## Written instruction
Isolate every line in the data with the string "name" and copy it.
* Begin *
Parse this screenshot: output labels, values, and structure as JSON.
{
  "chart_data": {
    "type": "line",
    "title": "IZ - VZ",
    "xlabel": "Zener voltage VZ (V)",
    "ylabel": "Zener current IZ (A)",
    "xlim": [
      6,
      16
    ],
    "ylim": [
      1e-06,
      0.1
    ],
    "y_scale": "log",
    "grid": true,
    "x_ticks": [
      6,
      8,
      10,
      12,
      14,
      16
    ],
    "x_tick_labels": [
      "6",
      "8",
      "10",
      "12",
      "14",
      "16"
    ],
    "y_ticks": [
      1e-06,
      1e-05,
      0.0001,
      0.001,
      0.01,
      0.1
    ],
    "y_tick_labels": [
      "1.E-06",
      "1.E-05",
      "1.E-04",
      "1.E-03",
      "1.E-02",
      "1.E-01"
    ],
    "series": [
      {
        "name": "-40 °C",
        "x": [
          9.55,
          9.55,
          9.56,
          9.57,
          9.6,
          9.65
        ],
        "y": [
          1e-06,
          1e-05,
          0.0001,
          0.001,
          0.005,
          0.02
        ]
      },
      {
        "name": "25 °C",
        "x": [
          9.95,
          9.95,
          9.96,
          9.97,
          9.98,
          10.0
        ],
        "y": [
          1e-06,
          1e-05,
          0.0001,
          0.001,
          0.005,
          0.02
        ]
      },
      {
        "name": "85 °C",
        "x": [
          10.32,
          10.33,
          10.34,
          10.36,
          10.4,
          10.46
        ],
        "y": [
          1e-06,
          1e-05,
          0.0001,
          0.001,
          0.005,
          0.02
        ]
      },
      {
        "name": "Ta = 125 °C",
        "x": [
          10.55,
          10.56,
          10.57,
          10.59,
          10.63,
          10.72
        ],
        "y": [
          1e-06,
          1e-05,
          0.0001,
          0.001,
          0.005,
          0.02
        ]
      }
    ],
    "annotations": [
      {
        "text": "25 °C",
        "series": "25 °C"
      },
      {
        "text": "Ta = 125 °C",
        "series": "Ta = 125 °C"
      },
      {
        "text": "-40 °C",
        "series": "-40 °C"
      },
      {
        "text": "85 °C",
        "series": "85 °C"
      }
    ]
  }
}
* End *
## Solution
        "name": "-40 °C",
        "name": "25 °C",
        "name": "85 °C",
        "name": "Ta = 125 °C",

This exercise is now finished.